### Input material ###

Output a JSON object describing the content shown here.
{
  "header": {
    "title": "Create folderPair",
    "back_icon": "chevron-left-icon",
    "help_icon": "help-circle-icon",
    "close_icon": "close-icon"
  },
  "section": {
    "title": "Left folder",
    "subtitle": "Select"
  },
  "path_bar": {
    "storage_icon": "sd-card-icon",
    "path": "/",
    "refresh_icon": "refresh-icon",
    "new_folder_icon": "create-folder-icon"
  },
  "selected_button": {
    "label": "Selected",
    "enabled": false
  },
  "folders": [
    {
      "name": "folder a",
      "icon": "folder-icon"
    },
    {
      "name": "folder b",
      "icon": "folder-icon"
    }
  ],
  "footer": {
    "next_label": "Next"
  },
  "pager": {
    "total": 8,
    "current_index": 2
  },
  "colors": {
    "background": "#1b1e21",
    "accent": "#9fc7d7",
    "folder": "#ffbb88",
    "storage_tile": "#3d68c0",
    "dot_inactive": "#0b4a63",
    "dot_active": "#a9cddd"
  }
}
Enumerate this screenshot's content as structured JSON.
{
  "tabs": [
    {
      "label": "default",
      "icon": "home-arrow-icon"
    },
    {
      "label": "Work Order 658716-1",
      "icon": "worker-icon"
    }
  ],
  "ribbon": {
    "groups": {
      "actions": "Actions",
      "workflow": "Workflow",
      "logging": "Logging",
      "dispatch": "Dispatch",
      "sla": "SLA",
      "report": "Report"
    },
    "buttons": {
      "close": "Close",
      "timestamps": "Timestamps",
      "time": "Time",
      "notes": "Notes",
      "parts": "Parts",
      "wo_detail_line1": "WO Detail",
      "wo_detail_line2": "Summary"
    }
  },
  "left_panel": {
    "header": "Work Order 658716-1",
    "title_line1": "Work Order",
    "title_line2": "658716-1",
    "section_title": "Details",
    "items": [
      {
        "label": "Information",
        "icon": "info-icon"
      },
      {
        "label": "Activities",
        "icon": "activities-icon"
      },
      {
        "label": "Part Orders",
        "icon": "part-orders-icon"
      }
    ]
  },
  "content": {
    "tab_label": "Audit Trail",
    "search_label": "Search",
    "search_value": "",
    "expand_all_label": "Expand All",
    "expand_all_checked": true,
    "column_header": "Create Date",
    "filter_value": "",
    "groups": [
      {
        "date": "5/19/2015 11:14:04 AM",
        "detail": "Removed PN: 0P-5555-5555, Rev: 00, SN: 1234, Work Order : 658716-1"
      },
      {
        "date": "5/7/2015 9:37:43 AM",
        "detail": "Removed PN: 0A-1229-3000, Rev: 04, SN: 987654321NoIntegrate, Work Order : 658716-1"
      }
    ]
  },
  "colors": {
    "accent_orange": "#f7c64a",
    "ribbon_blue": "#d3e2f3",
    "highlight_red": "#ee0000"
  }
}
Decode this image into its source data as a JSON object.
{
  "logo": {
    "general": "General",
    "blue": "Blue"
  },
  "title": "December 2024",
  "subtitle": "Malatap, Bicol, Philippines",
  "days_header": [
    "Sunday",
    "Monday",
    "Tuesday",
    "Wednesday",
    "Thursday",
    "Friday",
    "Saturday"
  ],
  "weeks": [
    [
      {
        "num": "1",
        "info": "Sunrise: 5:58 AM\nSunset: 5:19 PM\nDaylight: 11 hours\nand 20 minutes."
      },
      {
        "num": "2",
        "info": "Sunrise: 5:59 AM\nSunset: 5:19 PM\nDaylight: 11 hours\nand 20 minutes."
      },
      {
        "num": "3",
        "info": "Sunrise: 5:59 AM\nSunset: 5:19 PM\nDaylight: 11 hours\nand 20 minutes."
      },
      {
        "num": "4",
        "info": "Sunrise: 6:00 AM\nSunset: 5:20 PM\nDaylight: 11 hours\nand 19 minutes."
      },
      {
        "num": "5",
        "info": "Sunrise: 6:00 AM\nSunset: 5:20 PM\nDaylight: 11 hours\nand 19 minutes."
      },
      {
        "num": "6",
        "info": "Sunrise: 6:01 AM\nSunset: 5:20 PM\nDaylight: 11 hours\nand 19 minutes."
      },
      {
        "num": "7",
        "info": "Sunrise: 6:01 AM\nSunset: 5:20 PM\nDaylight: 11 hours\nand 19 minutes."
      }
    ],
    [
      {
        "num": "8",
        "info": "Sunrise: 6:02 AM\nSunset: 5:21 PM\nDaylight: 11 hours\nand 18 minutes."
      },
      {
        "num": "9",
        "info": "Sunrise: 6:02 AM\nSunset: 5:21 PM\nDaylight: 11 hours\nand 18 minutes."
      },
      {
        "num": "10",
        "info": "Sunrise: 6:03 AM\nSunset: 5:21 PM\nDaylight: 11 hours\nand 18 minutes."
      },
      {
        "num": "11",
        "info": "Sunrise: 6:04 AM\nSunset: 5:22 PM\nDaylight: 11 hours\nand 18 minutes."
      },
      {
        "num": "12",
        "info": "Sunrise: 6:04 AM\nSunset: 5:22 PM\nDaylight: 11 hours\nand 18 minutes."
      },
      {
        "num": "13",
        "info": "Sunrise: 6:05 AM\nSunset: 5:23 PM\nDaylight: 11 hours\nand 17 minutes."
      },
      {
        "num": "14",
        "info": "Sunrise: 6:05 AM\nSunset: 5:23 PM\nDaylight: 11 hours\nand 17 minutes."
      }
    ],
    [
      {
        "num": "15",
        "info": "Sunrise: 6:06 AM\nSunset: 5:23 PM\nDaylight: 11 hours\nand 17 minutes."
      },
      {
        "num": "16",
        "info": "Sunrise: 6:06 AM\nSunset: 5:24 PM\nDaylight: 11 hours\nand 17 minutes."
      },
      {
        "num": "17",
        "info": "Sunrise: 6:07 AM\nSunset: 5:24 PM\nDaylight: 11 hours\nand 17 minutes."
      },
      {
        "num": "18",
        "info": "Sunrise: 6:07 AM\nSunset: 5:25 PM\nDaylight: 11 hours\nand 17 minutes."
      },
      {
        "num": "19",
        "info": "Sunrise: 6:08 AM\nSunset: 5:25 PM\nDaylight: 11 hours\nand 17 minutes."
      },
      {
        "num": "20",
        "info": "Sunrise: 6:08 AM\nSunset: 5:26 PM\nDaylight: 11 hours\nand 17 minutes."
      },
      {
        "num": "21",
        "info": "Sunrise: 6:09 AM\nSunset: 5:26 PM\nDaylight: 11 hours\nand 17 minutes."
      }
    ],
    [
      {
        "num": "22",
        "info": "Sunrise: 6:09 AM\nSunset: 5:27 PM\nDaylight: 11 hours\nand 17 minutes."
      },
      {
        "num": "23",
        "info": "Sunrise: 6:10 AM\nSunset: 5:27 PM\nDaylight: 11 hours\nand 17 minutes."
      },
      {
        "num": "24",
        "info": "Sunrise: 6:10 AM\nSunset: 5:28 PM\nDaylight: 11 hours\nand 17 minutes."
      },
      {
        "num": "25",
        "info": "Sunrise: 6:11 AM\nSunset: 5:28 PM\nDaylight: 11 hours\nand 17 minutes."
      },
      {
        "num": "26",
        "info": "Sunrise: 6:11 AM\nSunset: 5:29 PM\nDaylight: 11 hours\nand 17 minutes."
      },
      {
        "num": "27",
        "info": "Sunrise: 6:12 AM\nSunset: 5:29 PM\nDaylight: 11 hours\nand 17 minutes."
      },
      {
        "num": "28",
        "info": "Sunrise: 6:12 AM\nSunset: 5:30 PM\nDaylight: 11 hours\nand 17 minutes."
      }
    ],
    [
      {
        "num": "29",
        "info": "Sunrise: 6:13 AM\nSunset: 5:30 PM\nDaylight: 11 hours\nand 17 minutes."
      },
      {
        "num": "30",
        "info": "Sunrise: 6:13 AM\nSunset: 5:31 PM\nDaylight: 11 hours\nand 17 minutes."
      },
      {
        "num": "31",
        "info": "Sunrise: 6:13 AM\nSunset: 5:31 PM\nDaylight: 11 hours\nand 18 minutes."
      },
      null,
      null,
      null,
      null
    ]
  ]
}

###

Return every line above that contains the word "content".

Output of the task
Output a JSON object describing the content shown here.
Enumerate this screenshot's content as structured JSON.
  "content": {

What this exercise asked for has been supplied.